> TASK DIRECTIONS:
Exact repetition of every entry is required.

——

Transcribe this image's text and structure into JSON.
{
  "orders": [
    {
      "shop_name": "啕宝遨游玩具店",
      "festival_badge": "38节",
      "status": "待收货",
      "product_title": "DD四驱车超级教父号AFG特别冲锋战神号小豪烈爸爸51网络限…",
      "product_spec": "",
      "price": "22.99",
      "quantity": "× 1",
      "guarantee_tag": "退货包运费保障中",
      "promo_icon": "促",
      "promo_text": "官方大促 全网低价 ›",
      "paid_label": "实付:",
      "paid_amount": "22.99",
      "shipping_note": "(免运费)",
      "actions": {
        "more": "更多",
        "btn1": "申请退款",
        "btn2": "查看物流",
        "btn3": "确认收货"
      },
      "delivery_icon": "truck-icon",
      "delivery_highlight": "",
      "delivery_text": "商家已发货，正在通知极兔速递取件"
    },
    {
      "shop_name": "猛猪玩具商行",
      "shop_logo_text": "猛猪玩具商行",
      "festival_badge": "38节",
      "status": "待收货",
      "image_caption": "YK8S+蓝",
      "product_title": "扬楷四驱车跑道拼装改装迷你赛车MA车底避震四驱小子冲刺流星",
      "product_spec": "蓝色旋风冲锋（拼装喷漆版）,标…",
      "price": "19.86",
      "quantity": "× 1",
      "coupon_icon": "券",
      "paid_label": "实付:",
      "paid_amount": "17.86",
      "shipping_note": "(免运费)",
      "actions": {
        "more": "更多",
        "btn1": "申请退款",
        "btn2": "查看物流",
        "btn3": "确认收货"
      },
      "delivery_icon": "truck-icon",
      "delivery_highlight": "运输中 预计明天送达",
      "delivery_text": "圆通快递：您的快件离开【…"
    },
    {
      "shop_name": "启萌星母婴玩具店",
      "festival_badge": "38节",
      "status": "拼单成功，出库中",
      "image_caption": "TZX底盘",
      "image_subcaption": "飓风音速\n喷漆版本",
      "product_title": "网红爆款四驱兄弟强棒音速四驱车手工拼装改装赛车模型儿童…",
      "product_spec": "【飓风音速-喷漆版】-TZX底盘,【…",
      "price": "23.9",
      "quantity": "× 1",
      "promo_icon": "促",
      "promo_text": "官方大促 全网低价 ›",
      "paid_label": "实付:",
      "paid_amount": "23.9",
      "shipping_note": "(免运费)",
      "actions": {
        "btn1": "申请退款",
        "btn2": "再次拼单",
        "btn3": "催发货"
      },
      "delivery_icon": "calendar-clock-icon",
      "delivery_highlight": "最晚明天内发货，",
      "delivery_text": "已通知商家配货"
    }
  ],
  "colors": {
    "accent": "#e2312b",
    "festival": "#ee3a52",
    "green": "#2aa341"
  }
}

——

> ANSWER TO THE PROBLEM:
Transcribe this image's text and structure into JSON.
{
  "orders": [
    {
      "shop_name": "啕宝遨游玩具店",
      "festival_badge": "38节",
      "status": "待收货",
      "product_title": "DD四驱车超级教父号AFG特别冲锋战神号小豪烈爸爸51网络限…",
      "product_spec": "",
      "price": "22.99",
      "quantity": "× 1",
      "guarantee_tag": "退货包运费保障中",
      "promo_icon": "促",
      "promo_text": "官方大促 全网低价 ›",
      "paid_label": "实付:",
      "paid_amount": "22.99",
      "shipping_note": "(免运费)",
      "actions": {
        "more": "更多",
        "btn1": "申请退款",
        "btn2": "查看物流",
        "btn3": "确认收货"
      },
      "delivery_icon": "truck-icon",
      "delivery_highlight": "",
      "delivery_text": "商家已发货，正在通知极兔速递取件"
    },
    {
      "shop_name": "猛猪玩具商行",
      "shop_logo_text": "猛猪玩具商行",
      "festival_badge": "38节",
      "status": "待收货",
      "image_caption": "YK8S+蓝",
      "product_title": "扬楷四驱车跑道拼装改装迷你赛车MA车底避震四驱小子冲刺流星",
      "product_spec": "蓝色旋风冲锋（拼装喷漆版）,标…",
      "price": "19.86",
      "quantity": "× 1",
      "coupon_icon": "券",
      "paid_label": "实付:",
      "paid_amount": "17.86",
      "shipping_note": "(免运费)",
      "actions": {
        "more": "更多",
        "btn1": "申请退款",
        "btn2": "查看物流",
        "btn3": "确认收货"
      },
      "delivery_icon": "truck-icon",
      "delivery_highlight": "运输中 预计明天送达",
      "delivery_text": "圆通快递：您的快件离开【…"
    },
    {
      "shop_name": "启萌星母婴玩具店",
      "festival_badge": "38节",
      "status": "拼单成功，出库中",
      "image_caption": "TZX底盘",
      "image_subcaption": "飓风音速\n喷漆版本",
      "product_title": "网红爆款四驱兄弟强棒音速四驱车手工拼装改装赛车模型儿童…",
      "product_spec": "【飓风音速-喷漆版】-TZX底盘,【…",
      "price": "23.9",
      "quantity": "× 1",
      "promo_icon": "促",
      "promo_text": "官方大促 全网低价 ›",
      "paid_label": "实付:",
      "paid_amount": "23.9",
      "shipping_note": "(免运费)",
      "actions": {
        "btn1": "申请退款",
        "btn2": "再次拼单",
        "btn3": "催发货"
      },
      "delivery_icon": "calendar-clock-icon",
      "delivery_highlight": "最晚明天内发货，",
      "delivery_text": "已通知商家配货"
    }
  ],
  "colors": {
    "accent": "#e2312b",
    "festival": "#ee3a52",
    "green": "#2aa341"
  }
}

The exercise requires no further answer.